* Your instructions *
Render each line of the entries below as a numbered list, skipping any blank lines. Leave the pictures out.

Stored items

--- BEGIN ---

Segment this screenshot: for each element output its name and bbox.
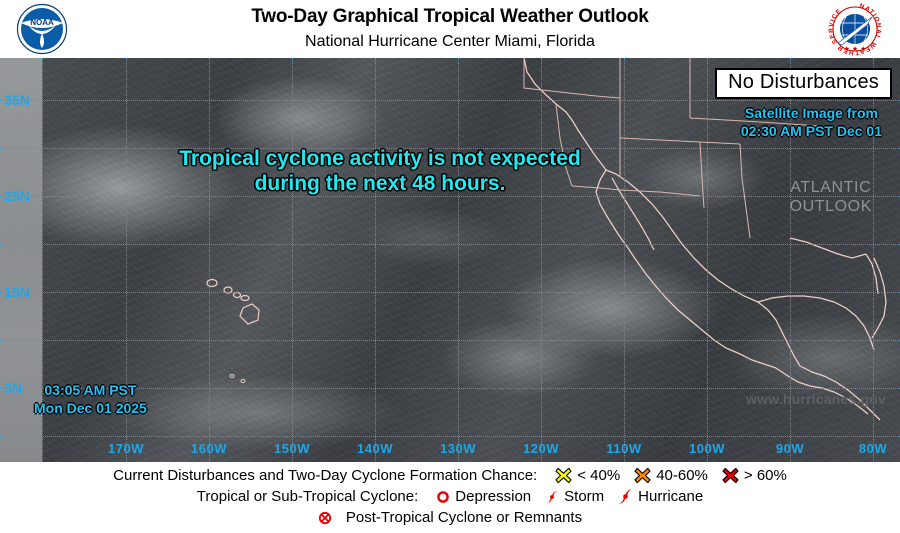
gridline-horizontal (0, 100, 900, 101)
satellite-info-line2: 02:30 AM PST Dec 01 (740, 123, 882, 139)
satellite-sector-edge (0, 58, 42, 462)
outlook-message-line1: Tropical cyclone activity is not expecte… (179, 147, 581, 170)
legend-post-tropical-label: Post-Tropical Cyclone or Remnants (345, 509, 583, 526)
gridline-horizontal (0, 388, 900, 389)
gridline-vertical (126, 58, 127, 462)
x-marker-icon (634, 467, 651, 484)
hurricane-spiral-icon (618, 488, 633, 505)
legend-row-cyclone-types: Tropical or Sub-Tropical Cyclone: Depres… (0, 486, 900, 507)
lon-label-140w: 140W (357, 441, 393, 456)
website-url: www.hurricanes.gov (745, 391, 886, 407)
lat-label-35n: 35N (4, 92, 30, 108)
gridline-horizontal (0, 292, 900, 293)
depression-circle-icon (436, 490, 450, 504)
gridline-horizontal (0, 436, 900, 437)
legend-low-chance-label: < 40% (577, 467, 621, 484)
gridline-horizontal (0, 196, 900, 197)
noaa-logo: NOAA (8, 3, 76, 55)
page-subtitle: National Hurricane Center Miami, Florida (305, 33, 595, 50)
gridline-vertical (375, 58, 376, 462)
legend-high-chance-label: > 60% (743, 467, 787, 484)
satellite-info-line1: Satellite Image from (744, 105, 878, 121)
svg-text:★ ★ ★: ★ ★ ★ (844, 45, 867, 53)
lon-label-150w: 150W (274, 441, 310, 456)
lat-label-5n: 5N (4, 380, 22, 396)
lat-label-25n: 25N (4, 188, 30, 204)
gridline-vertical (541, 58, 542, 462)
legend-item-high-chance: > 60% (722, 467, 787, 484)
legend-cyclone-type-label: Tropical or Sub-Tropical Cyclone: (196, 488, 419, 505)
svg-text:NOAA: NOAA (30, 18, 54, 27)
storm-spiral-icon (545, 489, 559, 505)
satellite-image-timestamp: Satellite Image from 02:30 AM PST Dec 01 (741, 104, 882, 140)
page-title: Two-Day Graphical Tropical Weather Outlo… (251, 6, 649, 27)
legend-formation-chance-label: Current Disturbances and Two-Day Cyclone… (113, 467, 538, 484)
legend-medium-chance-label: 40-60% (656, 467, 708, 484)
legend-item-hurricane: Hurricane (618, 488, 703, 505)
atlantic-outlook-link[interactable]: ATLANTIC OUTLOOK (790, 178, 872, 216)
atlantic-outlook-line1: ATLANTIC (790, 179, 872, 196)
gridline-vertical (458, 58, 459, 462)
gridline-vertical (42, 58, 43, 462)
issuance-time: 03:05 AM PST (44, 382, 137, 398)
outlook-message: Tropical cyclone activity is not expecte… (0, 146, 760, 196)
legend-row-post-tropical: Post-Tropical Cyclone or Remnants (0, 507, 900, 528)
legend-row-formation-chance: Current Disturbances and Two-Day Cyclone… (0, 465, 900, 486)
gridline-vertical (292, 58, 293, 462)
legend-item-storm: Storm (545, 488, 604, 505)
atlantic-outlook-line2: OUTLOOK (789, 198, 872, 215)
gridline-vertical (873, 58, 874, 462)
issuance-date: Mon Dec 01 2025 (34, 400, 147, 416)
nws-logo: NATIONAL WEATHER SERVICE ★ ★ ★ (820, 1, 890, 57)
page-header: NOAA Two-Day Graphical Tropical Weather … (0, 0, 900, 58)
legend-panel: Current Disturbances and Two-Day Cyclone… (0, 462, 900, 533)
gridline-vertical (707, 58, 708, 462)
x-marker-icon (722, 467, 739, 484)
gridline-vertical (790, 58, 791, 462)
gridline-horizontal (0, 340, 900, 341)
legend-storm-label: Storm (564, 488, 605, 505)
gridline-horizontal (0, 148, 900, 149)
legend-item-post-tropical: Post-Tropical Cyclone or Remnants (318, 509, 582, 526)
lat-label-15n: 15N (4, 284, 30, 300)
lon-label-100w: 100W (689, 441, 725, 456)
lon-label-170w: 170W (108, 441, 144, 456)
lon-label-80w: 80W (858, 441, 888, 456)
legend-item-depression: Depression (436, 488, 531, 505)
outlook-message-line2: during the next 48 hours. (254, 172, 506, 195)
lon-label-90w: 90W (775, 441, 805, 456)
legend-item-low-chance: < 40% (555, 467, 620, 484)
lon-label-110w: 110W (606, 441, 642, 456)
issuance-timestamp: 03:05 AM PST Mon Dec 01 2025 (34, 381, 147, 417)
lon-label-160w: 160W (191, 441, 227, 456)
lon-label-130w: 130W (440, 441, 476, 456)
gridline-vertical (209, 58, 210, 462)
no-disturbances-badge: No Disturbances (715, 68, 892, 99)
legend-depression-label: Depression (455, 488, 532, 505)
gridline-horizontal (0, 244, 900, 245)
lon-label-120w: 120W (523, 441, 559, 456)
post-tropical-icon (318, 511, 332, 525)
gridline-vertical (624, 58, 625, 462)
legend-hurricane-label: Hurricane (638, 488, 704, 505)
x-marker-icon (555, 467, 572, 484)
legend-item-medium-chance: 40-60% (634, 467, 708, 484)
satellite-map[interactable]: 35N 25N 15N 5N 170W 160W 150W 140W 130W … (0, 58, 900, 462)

--- END ---

* Task response *
1. Segment this screenshot: for each element output its name and bbox.
2. gridline-horizontal (0, 100, 900, 101)
3. satellite-info-line2: 02:30 AM PST Dec 01 (740, 123, 882, 139)
4. satellite-sector-edge (0, 58, 42, 462)
5. outlook-message-line1: Tropical cyclone activity is not expecte… (179, 147, 581, 170)
6. legend-post-tropical-label: Post-Tropical Cyclone or Remnants (345, 509, 583, 526)
7. gridline-horizontal (0, 388, 900, 389)
8. gridline-vertical (126, 58, 127, 462)
9. x-marker-icon (634, 467, 651, 484)
10. hurricane-spiral-icon (618, 488, 633, 505)
11. legend-row-cyclone-types: Tropical or Sub-Tropical Cyclone: Depres… (0, 486, 900, 507)
12. lon-label-140w: 140W (357, 441, 393, 456)
13. website-url: www.hurricanes.gov (745, 391, 886, 407)
14. lat-label-35n: 35N (4, 92, 30, 108)
15. gridline-horizontal (0, 292, 900, 293)
16. depression-circle-icon (436, 490, 450, 504)
17. gridline-horizontal (0, 436, 900, 437)
18. legend-low-chance-label: < 40% (577, 467, 621, 484)
19. gridline-horizontal (0, 196, 900, 197)
20. noaa-logo: NOAA (8, 3, 76, 55)
21. page-subtitle: National Hurricane Center Miami, Florida (305, 33, 595, 50)
22. gridline-vertical (375, 58, 376, 462)
23. legend-high-chance-label: > 60% (743, 467, 787, 484)
24. satellite-info-line1: Satellite Image from (744, 105, 878, 121)
25. svg-text:★ ★ ★: ★ ★ ★ (844, 45, 867, 53)
26. lon-label-150w: 150W (274, 441, 310, 456)
27. lat-label-5n: 5N (4, 380, 22, 396)
28. lat-label-25n: 25N (4, 188, 30, 204)
29. gridline-vertical (541, 58, 542, 462)
30. legend-item-high-chance: > 60% (722, 467, 787, 484)
31. legend-cyclone-type-label: Tropical or Sub-Tropical Cyclone: (196, 488, 419, 505)
32. svg-text:NOAA: NOAA (30, 18, 54, 27)
33. storm-spiral-icon (545, 489, 559, 505)
34. satellite-image-timestamp: Satellite Image from 02:30 AM PST Dec 01 (741, 104, 882, 140)
35. page-title: Two-Day Graphical Tropical Weather Outlo… (251, 6, 649, 27)
36. legend-formation-chance-label: Current Disturbances and Two-Day Cyclone… (113, 467, 538, 484)
37. legend-medium-chance-label: 40-60% (656, 467, 708, 484)
38. legend-item-hurricane: Hurricane (618, 488, 703, 505)
39. atlantic-outlook-link[interactable]: ATLANTIC OUTLOOK (790, 178, 872, 216)
40. atlantic-outlook-line1: ATLANTIC (790, 179, 872, 196)
41. gridline-vertical (458, 58, 459, 462)
42. gridline-vertical (42, 58, 43, 462)
43. issuance-time: 03:05 AM PST (44, 382, 137, 398)
44. outlook-message: Tropical cyclone activity is not expecte… (0, 146, 760, 196)
45. legend-row-post-tropical: Post-Tropical Cyclone or Remnants (0, 507, 900, 528)
46. legend-row-formation-chance: Current Disturbances and Two-Day Cyclone… (0, 465, 900, 486)
47. gridline-vertical (292, 58, 293, 462)
48. legend-item-storm: Storm (545, 488, 604, 505)
49. atlantic-outlook-line2: OUTLOOK (789, 198, 872, 215)
50. gridline-vertical (873, 58, 874, 462)
51. issuance-date: Mon Dec 01 2025 (34, 400, 147, 416)
52. nws-logo: NATIONAL WEATHER SERVICE ★ ★ ★ (820, 1, 890, 57)
53. page-header: NOAA Two-Day Graphical Tropical Weather … (0, 0, 900, 58)
54. legend-panel: Current Disturbances and Two-Day Cyclone… (0, 462, 900, 533)
55. gridline-vertical (707, 58, 708, 462)
56. x-marker-icon (722, 467, 739, 484)
57. gridline-vertical (790, 58, 791, 462)
58. gridline-horizontal (0, 340, 900, 341)
59. legend-storm-label: Storm (564, 488, 605, 505)
60. gridline-horizontal (0, 148, 900, 149)
61. legend-item-post-tropical: Post-Tropical Cyclone or Remnants (318, 509, 582, 526)
62. lat-label-15n: 15N (4, 284, 30, 300)
63. lon-label-100w: 100W (689, 441, 725, 456)
64. lon-label-170w: 170W (108, 441, 144, 456)
65. lon-label-80w: 80W (858, 441, 888, 456)
66. legend-item-depression: Depression (436, 488, 531, 505)
67. outlook-message-line2: during the next 48 hours. (254, 172, 506, 195)
68. lon-label-90w: 90W (775, 441, 805, 456)
69. legend-item-low-chance: < 40% (555, 467, 620, 484)
70. lon-label-110w: 110W (606, 441, 642, 456)
71. issuance-timestamp: 03:05 AM PST Mon Dec 01 2025 (34, 381, 147, 417)
72. lon-label-160w: 160W (191, 441, 227, 456)
73. lon-label-130w: 130W (440, 441, 476, 456)
74. gridline-vertical (209, 58, 210, 462)
75. no-disturbances-badge: No Disturbances (715, 68, 892, 99)
76. legend-depression-label: Depression (455, 488, 532, 505)
77. gridline-horizontal (0, 244, 900, 245)
78. lon-label-120w: 120W (523, 441, 559, 456)
79. post-tropical-icon (318, 511, 332, 525)
80. gridline-vertical (624, 58, 625, 462)
81. legend-hurricane-label: Hurricane (638, 488, 704, 505)
82. x-marker-icon (555, 467, 572, 484)
83. legend-item-medium-chance: 40-60% (634, 467, 708, 484)
84. satellite-map[interactable]: 35N 25N 15N 5N 170W 160W 150W 140W 130W … (0, 58, 900, 462)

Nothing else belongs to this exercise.